- **AIM OF THE EXERCISE**
Check every line below for the word "dismissed" and show those that hold it.
▬▬▬
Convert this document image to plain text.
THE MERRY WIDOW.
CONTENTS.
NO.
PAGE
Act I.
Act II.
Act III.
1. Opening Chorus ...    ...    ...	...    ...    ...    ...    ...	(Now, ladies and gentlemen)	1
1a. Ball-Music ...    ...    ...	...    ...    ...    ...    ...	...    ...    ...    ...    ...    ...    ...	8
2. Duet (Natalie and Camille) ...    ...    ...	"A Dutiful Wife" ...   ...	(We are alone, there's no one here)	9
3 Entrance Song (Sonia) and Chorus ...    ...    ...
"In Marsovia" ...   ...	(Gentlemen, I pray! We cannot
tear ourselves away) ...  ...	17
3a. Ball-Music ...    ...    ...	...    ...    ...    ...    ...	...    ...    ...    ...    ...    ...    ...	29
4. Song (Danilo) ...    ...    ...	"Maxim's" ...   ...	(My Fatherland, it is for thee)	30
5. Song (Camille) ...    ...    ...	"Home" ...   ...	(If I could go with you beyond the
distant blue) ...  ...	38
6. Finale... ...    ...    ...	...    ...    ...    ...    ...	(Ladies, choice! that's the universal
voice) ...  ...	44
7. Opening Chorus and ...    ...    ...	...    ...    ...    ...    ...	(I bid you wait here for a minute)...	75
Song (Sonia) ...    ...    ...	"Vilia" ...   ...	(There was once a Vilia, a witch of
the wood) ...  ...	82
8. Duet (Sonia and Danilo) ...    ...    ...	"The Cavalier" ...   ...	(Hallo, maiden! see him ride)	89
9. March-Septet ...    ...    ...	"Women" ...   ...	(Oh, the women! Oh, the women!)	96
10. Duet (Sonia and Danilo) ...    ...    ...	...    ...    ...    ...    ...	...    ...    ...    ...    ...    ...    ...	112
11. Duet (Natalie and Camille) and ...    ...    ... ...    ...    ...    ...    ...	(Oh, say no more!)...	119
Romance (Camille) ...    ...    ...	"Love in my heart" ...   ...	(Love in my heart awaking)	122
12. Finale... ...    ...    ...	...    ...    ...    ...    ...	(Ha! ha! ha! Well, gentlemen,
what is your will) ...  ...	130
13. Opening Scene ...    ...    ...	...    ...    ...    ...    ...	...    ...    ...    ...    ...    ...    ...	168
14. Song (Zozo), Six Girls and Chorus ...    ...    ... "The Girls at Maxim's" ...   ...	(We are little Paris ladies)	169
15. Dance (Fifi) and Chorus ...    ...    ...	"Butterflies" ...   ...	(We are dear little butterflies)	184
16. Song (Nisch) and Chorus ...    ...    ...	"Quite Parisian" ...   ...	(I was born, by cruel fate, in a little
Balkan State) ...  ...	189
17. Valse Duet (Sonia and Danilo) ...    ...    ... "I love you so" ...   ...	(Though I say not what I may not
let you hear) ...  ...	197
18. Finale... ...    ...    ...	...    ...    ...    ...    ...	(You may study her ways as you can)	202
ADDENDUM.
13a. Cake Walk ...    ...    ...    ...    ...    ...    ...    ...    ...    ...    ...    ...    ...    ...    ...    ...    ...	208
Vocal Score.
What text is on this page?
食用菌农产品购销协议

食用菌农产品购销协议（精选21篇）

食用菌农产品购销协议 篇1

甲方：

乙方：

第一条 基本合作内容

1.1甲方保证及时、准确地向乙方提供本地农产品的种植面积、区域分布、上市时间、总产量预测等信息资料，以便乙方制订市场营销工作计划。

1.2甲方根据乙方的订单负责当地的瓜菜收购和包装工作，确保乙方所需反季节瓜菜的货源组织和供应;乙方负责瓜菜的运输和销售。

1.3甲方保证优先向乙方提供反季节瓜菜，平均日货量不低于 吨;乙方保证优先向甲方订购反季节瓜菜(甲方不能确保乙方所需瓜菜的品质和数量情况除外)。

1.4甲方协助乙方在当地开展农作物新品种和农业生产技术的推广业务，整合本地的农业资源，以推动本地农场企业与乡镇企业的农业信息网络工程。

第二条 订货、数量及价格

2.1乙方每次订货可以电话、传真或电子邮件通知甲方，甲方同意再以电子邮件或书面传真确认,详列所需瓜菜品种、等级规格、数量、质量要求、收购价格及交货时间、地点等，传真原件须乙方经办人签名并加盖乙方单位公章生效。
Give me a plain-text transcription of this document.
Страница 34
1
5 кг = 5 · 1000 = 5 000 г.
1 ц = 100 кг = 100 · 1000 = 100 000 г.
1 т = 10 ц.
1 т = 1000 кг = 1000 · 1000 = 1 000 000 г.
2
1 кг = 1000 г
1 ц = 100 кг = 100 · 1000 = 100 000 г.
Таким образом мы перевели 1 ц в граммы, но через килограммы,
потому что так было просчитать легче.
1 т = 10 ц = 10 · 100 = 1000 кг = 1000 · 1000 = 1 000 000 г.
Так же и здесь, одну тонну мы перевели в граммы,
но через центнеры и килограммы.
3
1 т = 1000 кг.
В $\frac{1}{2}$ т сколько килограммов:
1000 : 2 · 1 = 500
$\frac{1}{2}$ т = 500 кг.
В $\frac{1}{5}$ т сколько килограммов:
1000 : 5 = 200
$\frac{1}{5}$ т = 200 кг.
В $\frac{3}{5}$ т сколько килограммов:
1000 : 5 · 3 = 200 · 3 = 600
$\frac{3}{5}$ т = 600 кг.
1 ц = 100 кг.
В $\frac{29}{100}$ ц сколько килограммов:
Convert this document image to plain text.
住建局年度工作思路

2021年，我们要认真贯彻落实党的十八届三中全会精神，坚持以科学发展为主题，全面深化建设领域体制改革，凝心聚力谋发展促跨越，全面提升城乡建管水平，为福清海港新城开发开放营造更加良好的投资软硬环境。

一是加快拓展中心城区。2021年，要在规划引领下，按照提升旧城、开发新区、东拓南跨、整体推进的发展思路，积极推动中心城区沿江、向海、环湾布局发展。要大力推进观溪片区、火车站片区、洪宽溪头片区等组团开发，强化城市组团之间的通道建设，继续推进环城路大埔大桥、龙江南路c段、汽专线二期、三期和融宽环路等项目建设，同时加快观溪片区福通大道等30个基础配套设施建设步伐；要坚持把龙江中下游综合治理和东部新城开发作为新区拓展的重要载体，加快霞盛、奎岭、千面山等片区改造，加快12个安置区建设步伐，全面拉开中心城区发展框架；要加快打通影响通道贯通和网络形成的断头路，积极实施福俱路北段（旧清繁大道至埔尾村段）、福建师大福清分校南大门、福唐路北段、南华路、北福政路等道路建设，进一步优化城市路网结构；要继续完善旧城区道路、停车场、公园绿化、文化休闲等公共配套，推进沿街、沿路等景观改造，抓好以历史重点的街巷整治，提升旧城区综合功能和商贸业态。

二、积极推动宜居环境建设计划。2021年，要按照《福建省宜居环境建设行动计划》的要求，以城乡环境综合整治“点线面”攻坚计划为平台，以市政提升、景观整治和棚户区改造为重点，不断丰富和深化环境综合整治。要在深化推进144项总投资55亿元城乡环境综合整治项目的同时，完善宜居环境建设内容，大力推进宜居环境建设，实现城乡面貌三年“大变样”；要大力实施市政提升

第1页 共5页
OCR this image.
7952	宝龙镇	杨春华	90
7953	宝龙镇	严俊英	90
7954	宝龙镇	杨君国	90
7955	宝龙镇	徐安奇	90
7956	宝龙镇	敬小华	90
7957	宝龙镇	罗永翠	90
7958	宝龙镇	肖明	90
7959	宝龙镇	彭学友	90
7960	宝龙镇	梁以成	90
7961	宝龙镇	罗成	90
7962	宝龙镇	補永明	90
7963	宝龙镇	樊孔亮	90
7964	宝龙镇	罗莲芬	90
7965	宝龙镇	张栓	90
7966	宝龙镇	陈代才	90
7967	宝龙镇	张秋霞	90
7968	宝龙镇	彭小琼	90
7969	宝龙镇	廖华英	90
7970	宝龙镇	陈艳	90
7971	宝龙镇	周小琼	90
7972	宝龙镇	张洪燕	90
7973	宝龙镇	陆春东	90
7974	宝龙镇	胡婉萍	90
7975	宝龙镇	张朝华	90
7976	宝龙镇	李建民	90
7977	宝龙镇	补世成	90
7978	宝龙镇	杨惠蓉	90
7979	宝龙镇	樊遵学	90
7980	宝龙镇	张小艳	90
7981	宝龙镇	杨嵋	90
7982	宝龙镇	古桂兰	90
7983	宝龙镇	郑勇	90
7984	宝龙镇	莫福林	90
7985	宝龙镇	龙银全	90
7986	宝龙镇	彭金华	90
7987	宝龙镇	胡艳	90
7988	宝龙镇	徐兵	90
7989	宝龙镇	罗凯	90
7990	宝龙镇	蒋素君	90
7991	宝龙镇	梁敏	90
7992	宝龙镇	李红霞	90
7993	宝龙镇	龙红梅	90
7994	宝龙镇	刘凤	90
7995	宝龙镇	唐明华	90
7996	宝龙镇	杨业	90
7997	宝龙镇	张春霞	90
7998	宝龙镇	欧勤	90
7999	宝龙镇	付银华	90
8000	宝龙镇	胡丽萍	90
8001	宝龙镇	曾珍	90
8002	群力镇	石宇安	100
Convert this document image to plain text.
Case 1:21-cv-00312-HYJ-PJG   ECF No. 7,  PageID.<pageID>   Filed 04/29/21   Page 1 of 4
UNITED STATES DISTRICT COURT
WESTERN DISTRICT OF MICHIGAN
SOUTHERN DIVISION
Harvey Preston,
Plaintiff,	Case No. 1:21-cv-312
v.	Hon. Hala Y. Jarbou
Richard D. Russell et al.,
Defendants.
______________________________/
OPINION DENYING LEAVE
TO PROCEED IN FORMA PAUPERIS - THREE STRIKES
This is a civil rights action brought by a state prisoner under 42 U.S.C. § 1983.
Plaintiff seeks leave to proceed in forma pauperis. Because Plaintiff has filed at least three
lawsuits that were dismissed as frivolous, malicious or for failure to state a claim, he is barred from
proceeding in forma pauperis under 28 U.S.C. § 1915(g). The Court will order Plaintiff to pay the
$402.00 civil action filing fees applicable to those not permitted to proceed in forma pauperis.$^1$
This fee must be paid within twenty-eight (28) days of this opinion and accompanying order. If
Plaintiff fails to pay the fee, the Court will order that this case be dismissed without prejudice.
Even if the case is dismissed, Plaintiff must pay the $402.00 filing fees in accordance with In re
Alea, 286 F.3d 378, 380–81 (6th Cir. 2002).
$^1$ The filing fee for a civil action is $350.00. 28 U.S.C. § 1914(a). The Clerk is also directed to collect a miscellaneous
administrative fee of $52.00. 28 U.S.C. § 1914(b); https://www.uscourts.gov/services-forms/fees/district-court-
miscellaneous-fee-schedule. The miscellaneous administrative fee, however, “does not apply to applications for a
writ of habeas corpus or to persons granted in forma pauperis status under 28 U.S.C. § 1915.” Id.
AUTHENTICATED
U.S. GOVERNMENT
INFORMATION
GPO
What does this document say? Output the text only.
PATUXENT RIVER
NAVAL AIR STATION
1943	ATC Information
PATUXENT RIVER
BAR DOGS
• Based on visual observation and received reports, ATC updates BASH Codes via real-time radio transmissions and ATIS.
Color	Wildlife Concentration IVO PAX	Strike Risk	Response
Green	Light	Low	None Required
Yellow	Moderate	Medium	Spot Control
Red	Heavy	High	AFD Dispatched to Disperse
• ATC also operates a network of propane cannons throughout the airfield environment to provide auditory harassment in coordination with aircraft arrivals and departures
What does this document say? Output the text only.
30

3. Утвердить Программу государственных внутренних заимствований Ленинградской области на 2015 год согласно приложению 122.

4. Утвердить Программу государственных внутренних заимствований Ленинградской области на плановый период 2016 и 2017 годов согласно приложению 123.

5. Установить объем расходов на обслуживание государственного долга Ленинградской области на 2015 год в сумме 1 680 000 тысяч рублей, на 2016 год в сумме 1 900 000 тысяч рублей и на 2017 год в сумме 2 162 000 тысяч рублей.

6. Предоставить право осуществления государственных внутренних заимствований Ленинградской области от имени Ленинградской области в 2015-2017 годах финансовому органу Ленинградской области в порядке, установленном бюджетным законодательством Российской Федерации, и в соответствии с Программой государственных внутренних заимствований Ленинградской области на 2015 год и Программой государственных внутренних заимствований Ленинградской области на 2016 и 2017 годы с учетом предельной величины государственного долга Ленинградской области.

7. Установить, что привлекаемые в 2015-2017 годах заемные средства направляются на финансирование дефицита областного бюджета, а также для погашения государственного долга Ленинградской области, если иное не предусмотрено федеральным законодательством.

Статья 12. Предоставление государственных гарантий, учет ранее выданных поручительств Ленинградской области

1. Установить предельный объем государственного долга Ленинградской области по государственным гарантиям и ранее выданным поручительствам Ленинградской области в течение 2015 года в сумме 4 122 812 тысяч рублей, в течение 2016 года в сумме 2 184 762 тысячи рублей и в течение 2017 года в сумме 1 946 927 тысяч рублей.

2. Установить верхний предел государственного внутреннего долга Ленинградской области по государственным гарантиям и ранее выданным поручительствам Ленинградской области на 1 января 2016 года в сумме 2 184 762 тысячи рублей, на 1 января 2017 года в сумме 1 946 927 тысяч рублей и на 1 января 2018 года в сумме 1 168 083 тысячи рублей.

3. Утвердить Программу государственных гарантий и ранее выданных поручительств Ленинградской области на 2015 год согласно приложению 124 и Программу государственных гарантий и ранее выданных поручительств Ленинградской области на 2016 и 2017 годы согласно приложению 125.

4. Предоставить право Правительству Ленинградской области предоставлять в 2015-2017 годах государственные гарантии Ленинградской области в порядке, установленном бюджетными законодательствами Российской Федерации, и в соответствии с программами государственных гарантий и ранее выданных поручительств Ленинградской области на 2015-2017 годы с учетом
▬▬▬
- **THE COMPLETED TASK**
lawsuits that were dismissed as frivolous, malicious or for failure to state a claim, he is barred from
Plaintiff fails to pay the fee, the Court will order that this case be dismissed without prejudice.
Even if the case is dismissed, Plaintiff must pay the $402.00 filing fees in accordance with In re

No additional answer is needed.